-- START OF Input rows --
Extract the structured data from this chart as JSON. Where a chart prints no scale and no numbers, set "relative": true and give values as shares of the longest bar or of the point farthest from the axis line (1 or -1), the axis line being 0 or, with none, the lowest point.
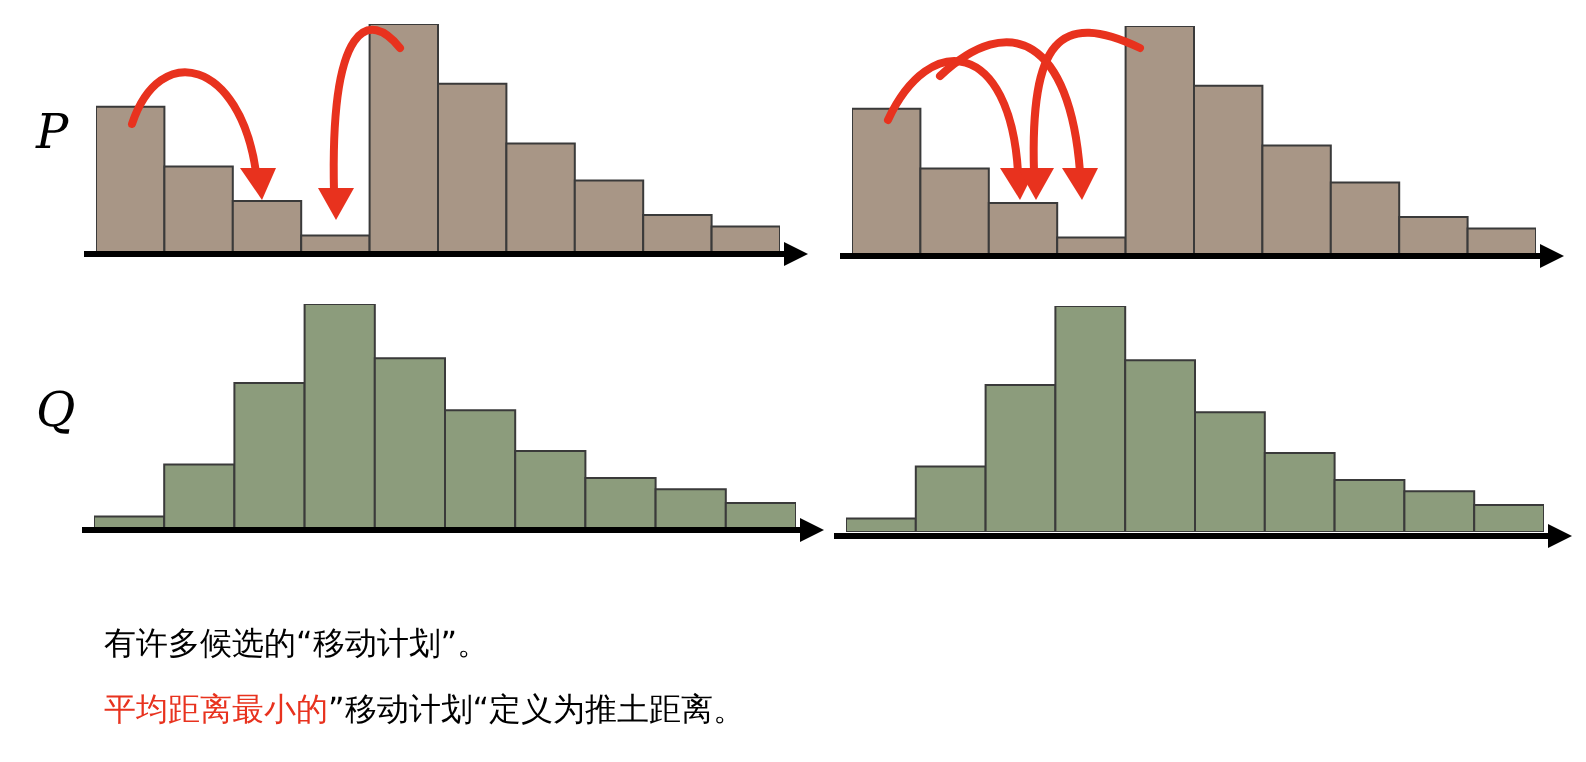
{
  "chart_data": [
    {
      "type": "bar",
      "relative": true,
      "ylabel": "P",
      "color": "#a89686",
      "categories": [
        null,
        null,
        null,
        null,
        null,
        null,
        null,
        null,
        null,
        null
      ],
      "values": [
        0.64,
        0.38,
        0.23,
        0.08,
        1,
        0.74,
        0.48,
        0.32,
        0.17,
        0.12
      ]
    },
    {
      "type": "bar",
      "relative": true,
      "color": "#a89686",
      "categories": [
        null,
        null,
        null,
        null,
        null,
        null,
        null,
        null,
        null,
        null
      ],
      "values": [
        0.64,
        0.38,
        0.23,
        0.08,
        1,
        0.74,
        0.48,
        0.32,
        0.17,
        0.12
      ]
    },
    {
      "type": "bar",
      "relative": true,
      "ylabel": "Q",
      "color": "#8c9c7c",
      "categories": [
        null,
        null,
        null,
        null,
        null,
        null,
        null,
        null,
        null,
        null
      ],
      "values": [
        0.06,
        0.29,
        0.65,
        1,
        0.76,
        0.53,
        0.35,
        0.23,
        0.18,
        0.12
      ]
    },
    {
      "type": "bar",
      "relative": true,
      "color": "#8c9c7c",
      "categories": [
        null,
        null,
        null,
        null,
        null,
        null,
        null,
        null,
        null,
        null
      ],
      "values": [
        0.06,
        0.29,
        0.65,
        1,
        0.76,
        0.53,
        0.35,
        0.23,
        0.18,
        0.12
      ],
      "annotations": [
        "有许多候选的“移动计划”。",
        "平均距离最小的",
        "”移动计划“定义为推土距离。"
      ]
    }
  ]
}
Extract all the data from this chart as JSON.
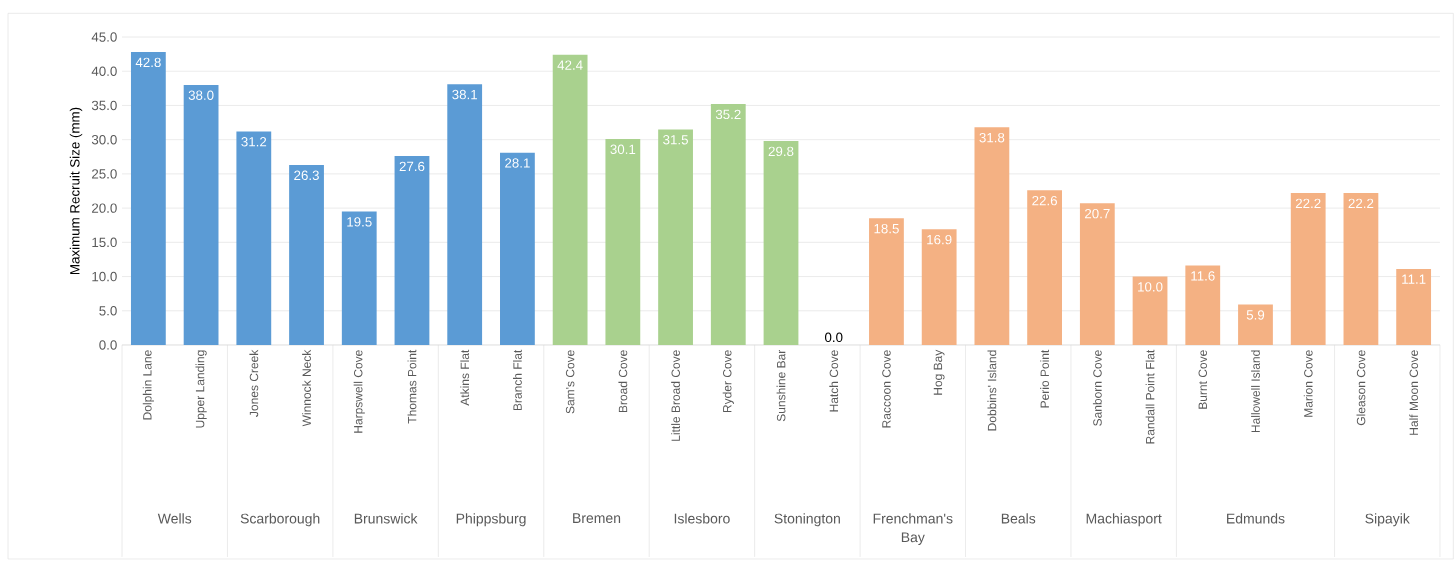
{
  "chart_data": {
    "type": "bar",
    "ylabel": "Maximum Recruit Size (mm)",
    "categories": [
      "Dolphin Lane",
      "Upper Landing",
      "Jones Creek",
      "Winnock Neck",
      "Harpswell Cove",
      "Thomas Point",
      "Atkins Flat",
      "Branch Flat",
      "Sam's Cove",
      "Broad Cove",
      "Little Broad Cove",
      "Ryder Cove",
      "Sunshine Bar",
      "Hatch Cove",
      "Raccoon Cove",
      "Hog Bay",
      "Dobbins' Island",
      "Perio Point",
      "Sanborn Cove",
      "Randall Point Flat",
      "Burnt Cove",
      "Hallowell Island",
      "Marion Cove",
      "Gleason Cove",
      "Half Moon Cove"
    ],
    "values": [
      42.8,
      38.0,
      31.2,
      26.3,
      19.5,
      27.6,
      38.1,
      28.1,
      42.4,
      30.1,
      31.5,
      35.2,
      29.8,
      0.0,
      18.5,
      16.9,
      31.8,
      22.6,
      20.7,
      10.0,
      11.6,
      5.9,
      22.2,
      22.2,
      11.1
    ],
    "value_labels": [
      "42.8",
      "38.0",
      "31.2",
      "26.3",
      "19.5",
      "27.6",
      "38.1",
      "28.1",
      "42.4",
      "30.1",
      "31.5",
      "35.2",
      "29.8",
      "0.0",
      "18.5",
      "16.9",
      "31.8",
      "22.6",
      "20.7",
      "10.0",
      "11.6",
      "5.9",
      "22.2",
      "22.2",
      "11.1"
    ],
    "colors": [
      "#5b9bd5",
      "#5b9bd5",
      "#5b9bd5",
      "#5b9bd5",
      "#5b9bd5",
      "#5b9bd5",
      "#5b9bd5",
      "#5b9bd5",
      "#a9d18e",
      "#a9d18e",
      "#a9d18e",
      "#a9d18e",
      "#a9d18e",
      "#a9d18e",
      "#f4b183",
      "#f4b183",
      "#f4b183",
      "#f4b183",
      "#f4b183",
      "#f4b183",
      "#f4b183",
      "#f4b183",
      "#f4b183",
      "#f4b183",
      "#f4b183"
    ],
    "ylim": [
      0,
      45
    ],
    "yticks": [
      {
        "value": 0,
        "label": "0.0"
      },
      {
        "value": 5,
        "label": "5.0"
      },
      {
        "value": 10,
        "label": "10.0"
      },
      {
        "value": 15,
        "label": "15.0"
      },
      {
        "value": 20,
        "label": "20.0"
      },
      {
        "value": 25,
        "label": "25.0"
      },
      {
        "value": 30,
        "label": "30.0"
      },
      {
        "value": 35,
        "label": "35.0"
      },
      {
        "value": 40,
        "label": "40.0"
      },
      {
        "value": 45,
        "label": "45.0"
      }
    ],
    "grid": "y",
    "annotations": [
      "Wells",
      "Scarborough",
      "Brunswick",
      "Phippsburg",
      "Bremen",
      "Islesboro",
      "Stonington",
      "Frenchman's Bay",
      "Beals",
      "Machiasport",
      "Edmunds",
      "Sipayik"
    ]
  }
}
-- END OF Input rows --
- [Instructions for the task]: Transcribe the records verbatim and omit the images.

- [Full answer]:
Extract the structured data from this chart as JSON. Where a chart prints no scale and no numbers, set "relative": true and give values as shares of the longest bar or of the point farthest from the axis line (1 or -1), the axis line being 0 or, with none, the lowest point.
{
  "chart_data": [
    {
      "type": "bar",
      "relative": true,
      "ylabel": "P",
      "color": "#a89686",
      "categories": [
        null,
        null,
        null,
        null,
        null,
        null,
        null,
        null,
        null,
        null
      ],
      "values": [
        0.64,
        0.38,
        0.23,
        0.08,
        1,
        0.74,
        0.48,
        0.32,
        0.17,
        0.12
      ]
    },
    {
      "type": "bar",
      "relative": true,
      "color": "#a89686",
      "categories": [
        null,
        null,
        null,
        null,
        null,
        null,
        null,
        null,
        null,
        null
      ],
      "values": [
        0.64,
        0.38,
        0.23,
        0.08,
        1,
        0.74,
        0.48,
        0.32,
        0.17,
        0.12
      ]
    },
    {
      "type": "bar",
      "relative": true,
      "ylabel": "Q",
      "color": "#8c9c7c",
      "categories": [
        null,
        null,
        null,
        null,
        null,
        null,
        null,
        null,
        null,
        null
      ],
      "values": [
        0.06,
        0.29,
        0.65,
        1,
        0.76,
        0.53,
        0.35,
        0.23,
        0.18,
        0.12
      ]
    },
    {
      "type": "bar",
      "relative": true,
      "color": "#8c9c7c",
      "categories": [
        null,
        null,
        null,
        null,
        null,
        null,
        null,
        null,
        null,
        null
      ],
      "values": [
        0.06,
        0.29,
        0.65,
        1,
        0.76,
        0.53,
        0.35,
        0.23,
        0.18,
        0.12
      ],
      "annotations": [
        "有许多候选的“移动计划”。",
        "平均距离最小的",
        "”移动计划“定义为推土距离。"
      ]
    }
  ]
}
Extract all the data from this chart as JSON.
{
  "chart_data": {
    "type": "bar",
    "ylabel": "Maximum Recruit Size (mm)",
    "categories": [
      "Dolphin Lane",
      "Upper Landing",
      "Jones Creek",
      "Winnock Neck",
      "Harpswell Cove",
      "Thomas Point",
      "Atkins Flat",
      "Branch Flat",
      "Sam's Cove",
      "Broad Cove",
      "Little Broad Cove",
      "Ryder Cove",
      "Sunshine Bar",
      "Hatch Cove",
      "Raccoon Cove",
      "Hog Bay",
      "Dobbins' Island",
      "Perio Point",
      "Sanborn Cove",
      "Randall Point Flat",
      "Burnt Cove",
      "Hallowell Island",
      "Marion Cove",
      "Gleason Cove",
      "Half Moon Cove"
    ],
    "values": [
      42.8,
      38.0,
      31.2,
      26.3,
      19.5,
      27.6,
      38.1,
      28.1,
      42.4,
      30.1,
      31.5,
      35.2,
      29.8,
      0.0,
      18.5,
      16.9,
      31.8,
      22.6,
      20.7,
      10.0,
      11.6,
      5.9,
      22.2,
      22.2,
      11.1
    ],
    "value_labels": [
      "42.8",
      "38.0",
      "31.2",
      "26.3",
      "19.5",
      "27.6",
      "38.1",
      "28.1",
      "42.4",
      "30.1",
      "31.5",
      "35.2",
      "29.8",
      "0.0",
      "18.5",
      "16.9",
      "31.8",
      "22.6",
      "20.7",
      "10.0",
      "11.6",
      "5.9",
      "22.2",
      "22.2",
      "11.1"
    ],
    "colors": [
      "#5b9bd5",
      "#5b9bd5",
      "#5b9bd5",
      "#5b9bd5",
      "#5b9bd5",
      "#5b9bd5",
      "#5b9bd5",
      "#5b9bd5",
      "#a9d18e",
      "#a9d18e",
      "#a9d18e",
      "#a9d18e",
      "#a9d18e",
      "#a9d18e",
      "#f4b183",
      "#f4b183",
      "#f4b183",
      "#f4b183",
      "#f4b183",
      "#f4b183",
      "#f4b183",
      "#f4b183",
      "#f4b183",
      "#f4b183",
      "#f4b183"
    ],
    "ylim": [
      0,
      45
    ],
    "yticks": [
      {
        "value": 0,
        "label": "0.0"
      },
      {
        "value": 5,
        "label": "5.0"
      },
      {
        "value": 10,
        "label": "10.0"
      },
      {
        "value": 15,
        "label": "15.0"
      },
      {
        "value": 20,
        "label": "20.0"
      },
      {
        "value": 25,
        "label": "25.0"
      },
      {
        "value": 30,
        "label": "30.0"
      },
      {
        "value": 35,
        "label": "35.0"
      },
      {
        "value": 40,
        "label": "40.0"
      },
      {
        "value": 45,
        "label": "45.0"
      }
    ],
    "grid": "y",
    "annotations": [
      "Wells",
      "Scarborough",
      "Brunswick",
      "Phippsburg",
      "Bremen",
      "Islesboro",
      "Stonington",
      "Frenchman's Bay",
      "Beals",
      "Machiasport",
      "Edmunds",
      "Sipayik"
    ]
  }
}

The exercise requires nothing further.